TASK DIRECTIONS
Give back the records below exactly, every one, with no pictures.

....................

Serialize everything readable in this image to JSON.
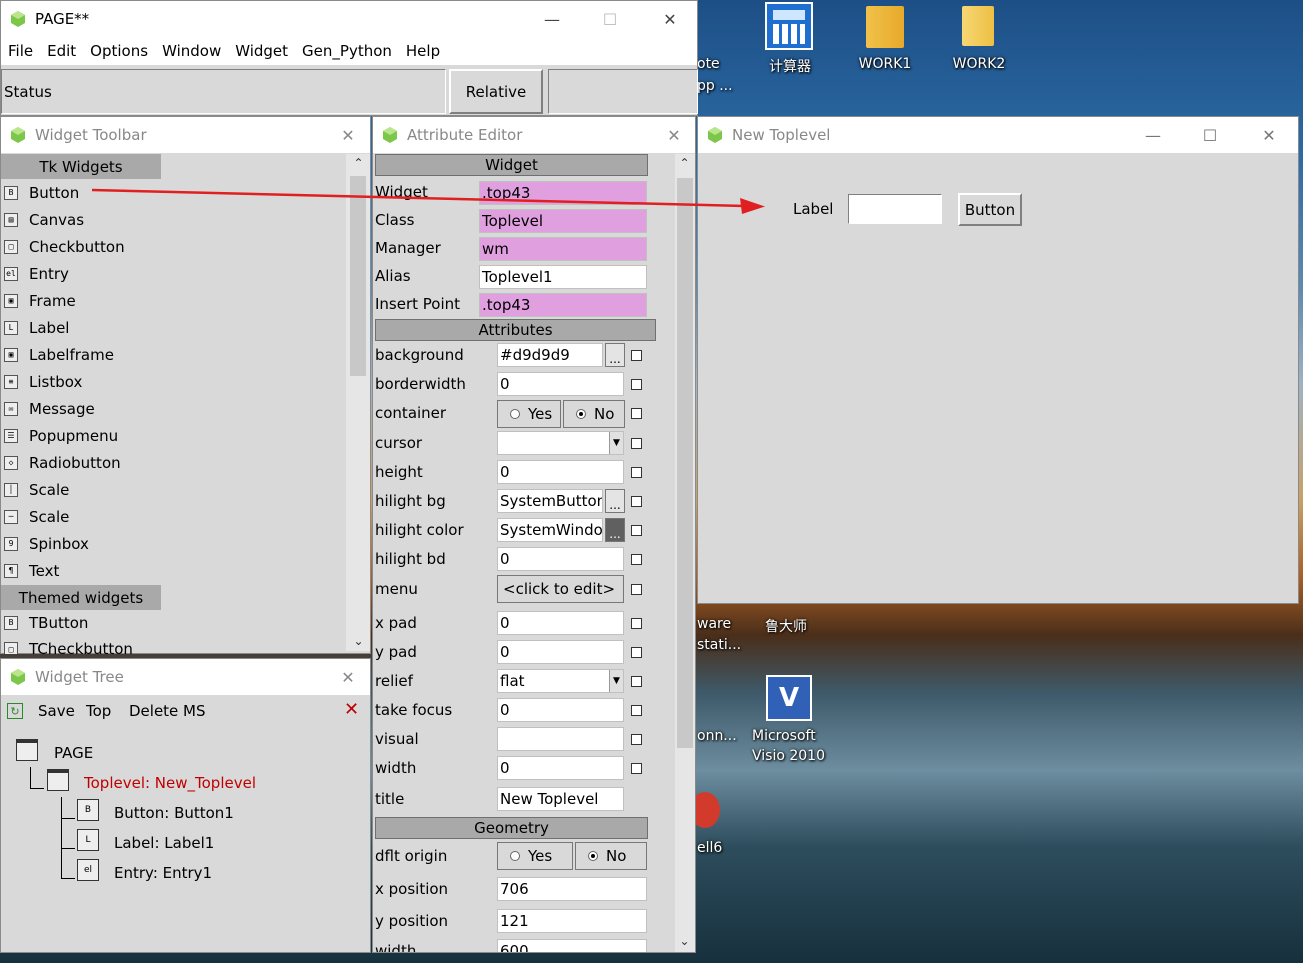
{
  "main_window": {
    "title": "PAGE**",
    "menu": [
      "File",
      "Edit",
      "Options",
      "Window",
      "Widget",
      "Gen_Python",
      "Help"
    ],
    "status_label": "Status",
    "relative_label": "Relative"
  },
  "widget_toolbar": {
    "title": "Widget Toolbar",
    "group_tk": "Tk Widgets",
    "items": [
      "Button",
      "Canvas",
      "Checkbutton",
      "Entry",
      "Frame",
      "Label",
      "Labelframe",
      "Listbox",
      "Message",
      "Popupmenu",
      "Radiobutton",
      "Scale",
      "Scale",
      "Spinbox",
      "Text"
    ],
    "group_themed": "Themed widgets",
    "themed_items": [
      "TButton",
      "TCheckbutton"
    ]
  },
  "widget_tree": {
    "title": "Widget Tree",
    "save": "Save",
    "top": "Top",
    "delete_ms": "Delete MS",
    "nodes": {
      "page": "PAGE",
      "toplevel": "Toplevel: New_Toplevel",
      "button": "Button: Button1",
      "label": "Label: Label1",
      "entry": "Entry: Entry1"
    }
  },
  "attribute_editor": {
    "title": "Attribute Editor",
    "section_widget": "Widget",
    "widget_rows": [
      {
        "label": "Widget",
        "value": ".top43"
      },
      {
        "label": "Class",
        "value": "Toplevel"
      },
      {
        "label": "Manager",
        "value": "wm"
      },
      {
        "label": "Alias",
        "value": "Toplevel1"
      },
      {
        "label": "Insert Point",
        "value": ".top43"
      }
    ],
    "section_attributes": "Attributes",
    "attr_rows": [
      {
        "label": "background",
        "value": "#d9d9d9"
      },
      {
        "label": "borderwidth",
        "value": "0"
      },
      {
        "label": "container",
        "value": ""
      },
      {
        "label": "cursor",
        "value": ""
      },
      {
        "label": "height",
        "value": "0"
      },
      {
        "label": "hilight bg",
        "value": "SystemButtonF"
      },
      {
        "label": "hilight color",
        "value": "SystemWindow"
      },
      {
        "label": "hilight bd",
        "value": "0"
      },
      {
        "label": "menu",
        "value": "<click to edit>"
      },
      {
        "label": "x pad",
        "value": "0"
      },
      {
        "label": "y pad",
        "value": "0"
      },
      {
        "label": "relief",
        "value": "flat"
      },
      {
        "label": "take focus",
        "value": "0"
      },
      {
        "label": "visual",
        "value": ""
      },
      {
        "label": "width",
        "value": "0"
      },
      {
        "label": "title",
        "value": "New Toplevel"
      }
    ],
    "yes": "Yes",
    "no": "No",
    "section_geometry": "Geometry",
    "geo_rows": [
      {
        "label": "dflt origin",
        "value": ""
      },
      {
        "label": "x position",
        "value": "706"
      },
      {
        "label": "y position",
        "value": "121"
      },
      {
        "label": "width",
        "value": "600"
      }
    ],
    "ellipsis": "..."
  },
  "new_toplevel": {
    "title": "New Toplevel",
    "label": "Label",
    "entry_value": "",
    "button": "Button"
  },
  "desktop": {
    "icons": [
      "WORK1",
      "WORK2"
    ],
    "calc_label": "计算器",
    "partial_labels": [
      "ote",
      "pp ...",
      "ware",
      "stati...",
      "鲁大师",
      "onn...",
      "Microsoft",
      "Visio 2010",
      "ell6"
    ]
  },
  "colors": {
    "accent_pink": "#e0a0e0",
    "arrow": "#e02020",
    "selected_tree": "#c00000"
  }
}
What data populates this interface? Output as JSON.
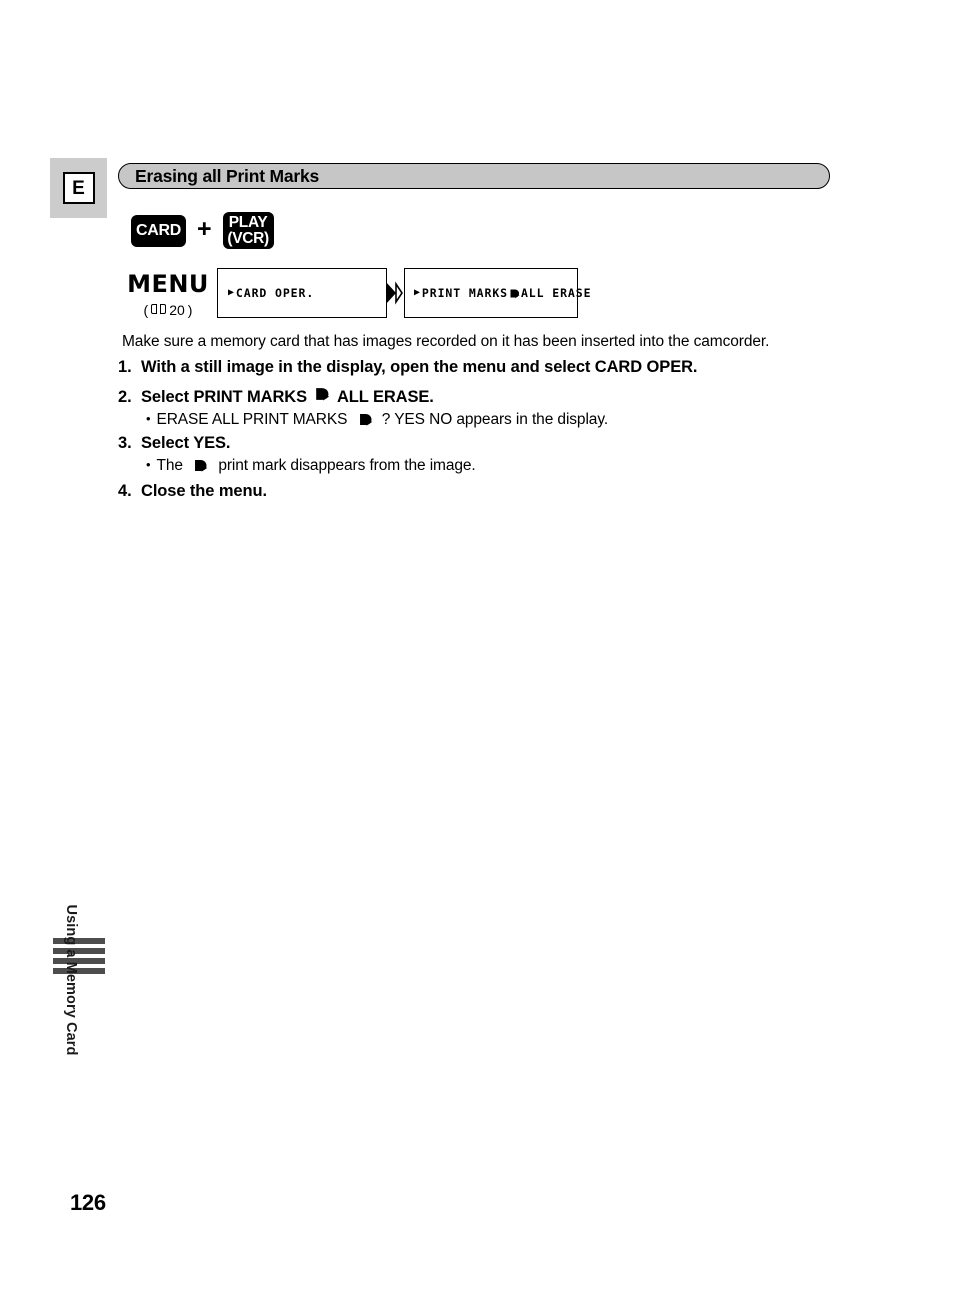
{
  "page": {
    "language_tag": "E",
    "number": "126",
    "chapter_title": "Using a Memory Card"
  },
  "section": {
    "title": "Erasing all Print Marks"
  },
  "buttons": {
    "card": "CARD",
    "plus": "+",
    "play_line1": "PLAY",
    "play_line2": "(VCR)"
  },
  "menu": {
    "label": "MENU",
    "ref_open": "(",
    "ref_page": "20",
    "ref_close": ")",
    "book_icon": "book-icon",
    "caret": "▶",
    "screen1": {
      "text": "CARD OPER."
    },
    "arrow_icon": "double-chevron-right-icon",
    "screen2": {
      "text_before": "PRINT MARKS",
      "print_mark_icon": "print-mark-icon",
      "text_after": "ALL ERASE"
    }
  },
  "intro": "Make sure a memory card that has images recorded on it has been inserted into the camcorder.",
  "steps": [
    {
      "num": "1.",
      "text": "With a still image in the display, open the menu and select CARD OPER.",
      "notes": []
    },
    {
      "num": "2.",
      "text_before": "Select PRINT MARKS",
      "print_mark_icon": "print-mark-icon",
      "text_after": "ALL ERASE.",
      "notes": [
        {
          "bullet": "•",
          "text_before": "ERASE ALL PRINT MARKS",
          "print_mark_icon": "print-mark-icon",
          "text_after": "? YES NO appears in the display."
        }
      ]
    },
    {
      "num": "3.",
      "text": "Select YES.",
      "notes": [
        {
          "bullet": "•",
          "text_before": "The",
          "print_mark_icon": "print-mark-icon",
          "text_after": "print mark disappears from the image."
        }
      ]
    },
    {
      "num": "4.",
      "text": "Close the menu.",
      "notes": []
    }
  ],
  "colors": {
    "header_bar": "#c6c6c6",
    "lang_block": "#cccccc",
    "side_bar": "#4d4d4d",
    "key_button": "#000000"
  }
}
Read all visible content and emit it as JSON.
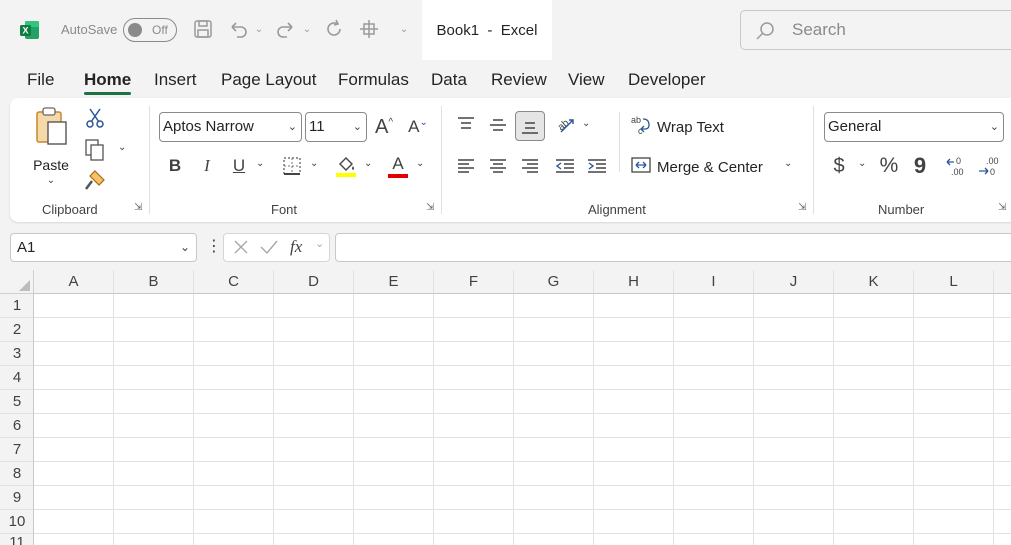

....................

EXPECTED OUTPUT
Serialize everything readable in this image to JSON.
{
  "main_window": {
    "title": "PAGE**",
    "menu": [
      "File",
      "Edit",
      "Options",
      "Window",
      "Widget",
      "Gen_Python",
      "Help"
    ],
    "status_label": "Status",
    "relative_label": "Relative"
  },
  "widget_toolbar": {
    "title": "Widget Toolbar",
    "group_tk": "Tk Widgets",
    "items": [
      "Button",
      "Canvas",
      "Checkbutton",
      "Entry",
      "Frame",
      "Label",
      "Labelframe",
      "Listbox",
      "Message",
      "Popupmenu",
      "Radiobutton",
      "Scale",
      "Scale",
      "Spinbox",
      "Text"
    ],
    "group_themed": "Themed widgets",
    "themed_items": [
      "TButton",
      "TCheckbutton"
    ]
  },
  "widget_tree": {
    "title": "Widget Tree",
    "save": "Save",
    "top": "Top",
    "delete_ms": "Delete MS",
    "nodes": {
      "page": "PAGE",
      "toplevel": "Toplevel: New_Toplevel",
      "button": "Button: Button1",
      "label": "Label: Label1",
      "entry": "Entry: Entry1"
    }
  },
  "attribute_editor": {
    "title": "Attribute Editor",
    "section_widget": "Widget",
    "widget_rows": [
      {
        "label": "Widget",
        "value": ".top43"
      },
      {
        "label": "Class",
        "value": "Toplevel"
      },
      {
        "label": "Manager",
        "value": "wm"
      },
      {
        "label": "Alias",
        "value": "Toplevel1"
      },
      {
        "label": "Insert Point",
        "value": ".top43"
      }
    ],
    "section_attributes": "Attributes",
    "attr_rows": [
      {
        "label": "background",
        "value": "#d9d9d9"
      },
      {
        "label": "borderwidth",
        "value": "0"
      },
      {
        "label": "container",
        "value": ""
      },
      {
        "label": "cursor",
        "value": ""
      },
      {
        "label": "height",
        "value": "0"
      },
      {
        "label": "hilight bg",
        "value": "SystemButtonF"
      },
      {
        "label": "hilight color",
        "value": "SystemWindow"
      },
      {
        "label": "hilight bd",
        "value": "0"
      },
      {
        "label": "menu",
        "value": "<click to edit>"
      },
      {
        "label": "x pad",
        "value": "0"
      },
      {
        "label": "y pad",
        "value": "0"
      },
      {
        "label": "relief",
        "value": "flat"
      },
      {
        "label": "take focus",
        "value": "0"
      },
      {
        "label": "visual",
        "value": ""
      },
      {
        "label": "width",
        "value": "0"
      },
      {
        "label": "title",
        "value": "New Toplevel"
      }
    ],
    "yes": "Yes",
    "no": "No",
    "section_geometry": "Geometry",
    "geo_rows": [
      {
        "label": "dflt origin",
        "value": ""
      },
      {
        "label": "x position",
        "value": "706"
      },
      {
        "label": "y position",
        "value": "121"
      },
      {
        "label": "width",
        "value": "600"
      }
    ],
    "ellipsis": "..."
  },
  "new_toplevel": {
    "title": "New Toplevel",
    "label": "Label",
    "entry_value": "",
    "button": "Button"
  },
  "desktop": {
    "icons": [
      "WORK1",
      "WORK2"
    ],
    "calc_label": "计算器",
    "partial_labels": [
      "ote",
      "pp ...",
      "ware",
      "stati...",
      "鲁大师",
      "onn...",
      "Microsoft",
      "Visio 2010",
      "ell6"
    ]
  },
  "colors": {
    "accent_pink": "#e0a0e0",
    "arrow": "#e02020",
    "selected_tree": "#c00000"
  }
}
What data populates this interface? Output as JSON.
{
  "page": {
    "language_tag": "E",
    "number": "126",
    "chapter_title": "Using a Memory Card"
  },
  "section": {
    "title": "Erasing all Print Marks"
  },
  "buttons": {
    "card": "CARD",
    "plus": "+",
    "play_line1": "PLAY",
    "play_line2": "(VCR)"
  },
  "menu": {
    "label": "MENU",
    "ref_open": "(",
    "ref_page": "20",
    "ref_close": ")",
    "book_icon": "book-icon",
    "caret": "▶",
    "screen1": {
      "text": "CARD OPER."
    },
    "arrow_icon": "double-chevron-right-icon",
    "screen2": {
      "text_before": "PRINT MARKS",
      "print_mark_icon": "print-mark-icon",
      "text_after": "ALL ERASE"
    }
  },
  "intro": "Make sure a memory card that has images recorded on it has been inserted into the camcorder.",
  "steps": [
    {
      "num": "1.",
      "text": "With a still image in the display, open the menu and select CARD OPER.",
      "notes": []
    },
    {
      "num": "2.",
      "text_before": "Select PRINT MARKS",
      "print_mark_icon": "print-mark-icon",
      "text_after": "ALL ERASE.",
      "notes": [
        {
          "bullet": "•",
          "text_before": "ERASE ALL PRINT MARKS",
          "print_mark_icon": "print-mark-icon",
          "text_after": "? YES NO appears in the display."
        }
      ]
    },
    {
      "num": "3.",
      "text": "Select YES.",
      "notes": [
        {
          "bullet": "•",
          "text_before": "The",
          "print_mark_icon": "print-mark-icon",
          "text_after": "print mark disappears from the image."
        }
      ]
    },
    {
      "num": "4.",
      "text": "Close the menu.",
      "notes": []
    }
  ],
  "colors": {
    "header_bar": "#c6c6c6",
    "lang_block": "#cccccc",
    "side_bar": "#4d4d4d",
    "key_button": "#000000"
  }
}
Read all visible content and emit it as JSON.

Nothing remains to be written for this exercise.